### EXERCISE PROMPT
Strip the pictures and reproduce the rest of the listing exactly.

——————————

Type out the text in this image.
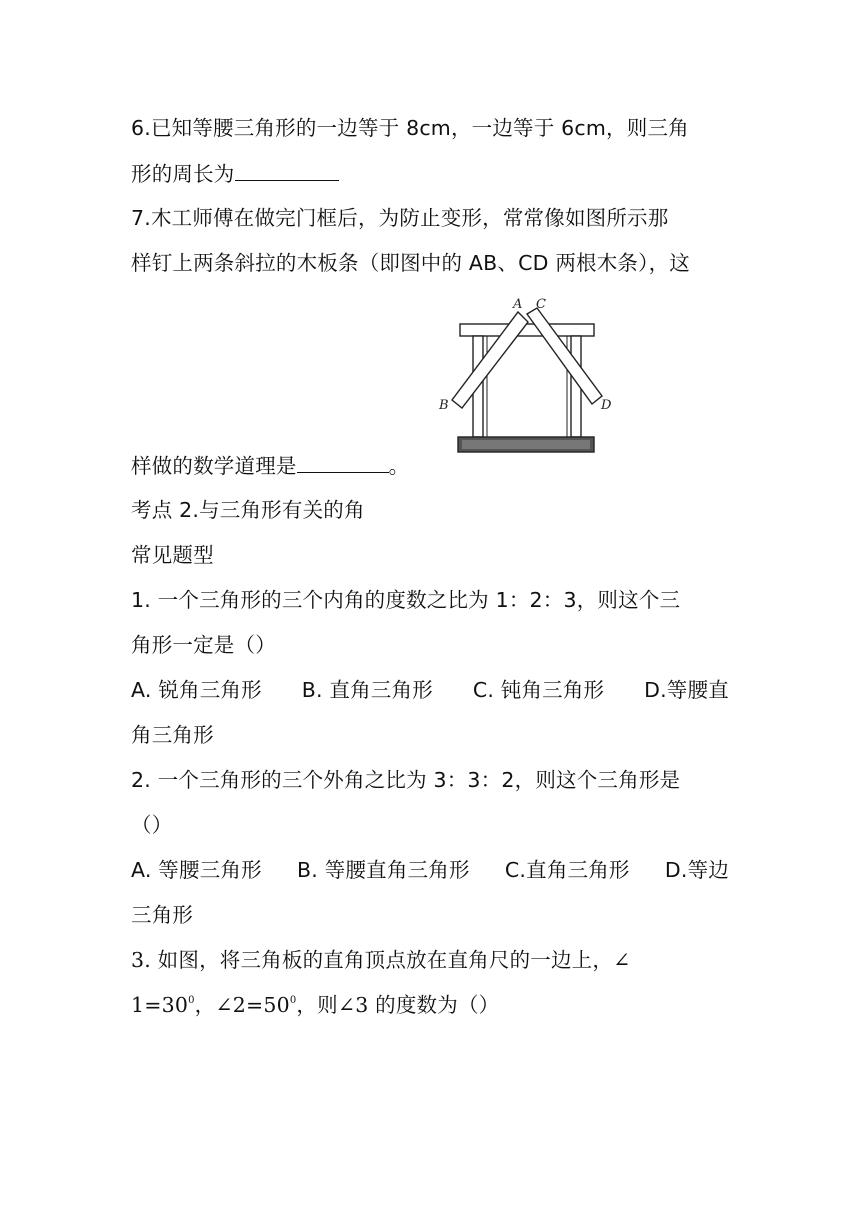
6.已知等腰三角形的一边等于 8cm，一边等于 6cm，则三角
形的周长为
7.木工师傅在做完门框后，为防止变形，常常像如图所示那
样钉上两条斜拉的木板条（即图中的 AB、CD 两根木条），这
A C
B	D
样做的数学道理是	。
考点 2.与三角形有关的角
常见题型
1. 一个三角形的三个内角的度数之比为 1：2：3，则这个三
角形一定是（）
A. 锐角三角形 B. 直角三角形 C. 钝角三角形 D.等腰直
角三角形
2. 一个三角形的三个外角之比为 3：3：2，则这个三角形是
（）
A. 等腰三角形 B. 等腰直角三角形 C.直角三角形 D.等边
三角形
3. 如图，将三角板的直角顶点放在直角尺的一边上，∠
$1=30^0$，$\angle 2=50^0$，则∠3 的度数为（）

——————————

### OUTPUT FOR THIS EXERCISE
Type out the text in this image.
6.已知等腰三角形的一边等于 8cm，一边等于 6cm，则三角
形的周长为
7.木工师傅在做完门框后，为防止变形，常常像如图所示那
样钉上两条斜拉的木板条（即图中的 AB、CD 两根木条），这
A C
B	D
样做的数学道理是	。
考点 2.与三角形有关的角
常见题型
1. 一个三角形的三个内角的度数之比为 1：2：3，则这个三
角形一定是（）
A. 锐角三角形 B. 直角三角形 C. 钝角三角形 D.等腰直
角三角形
2. 一个三角形的三个外角之比为 3：3：2，则这个三角形是
（）
A. 等腰三角形 B. 等腰直角三角形 C.直角三角形 D.等边
三角形
3. 如图，将三角板的直角顶点放在直角尺的一边上，∠
$1=30^0$，$\angle 2=50^0$，则∠3 的度数为（）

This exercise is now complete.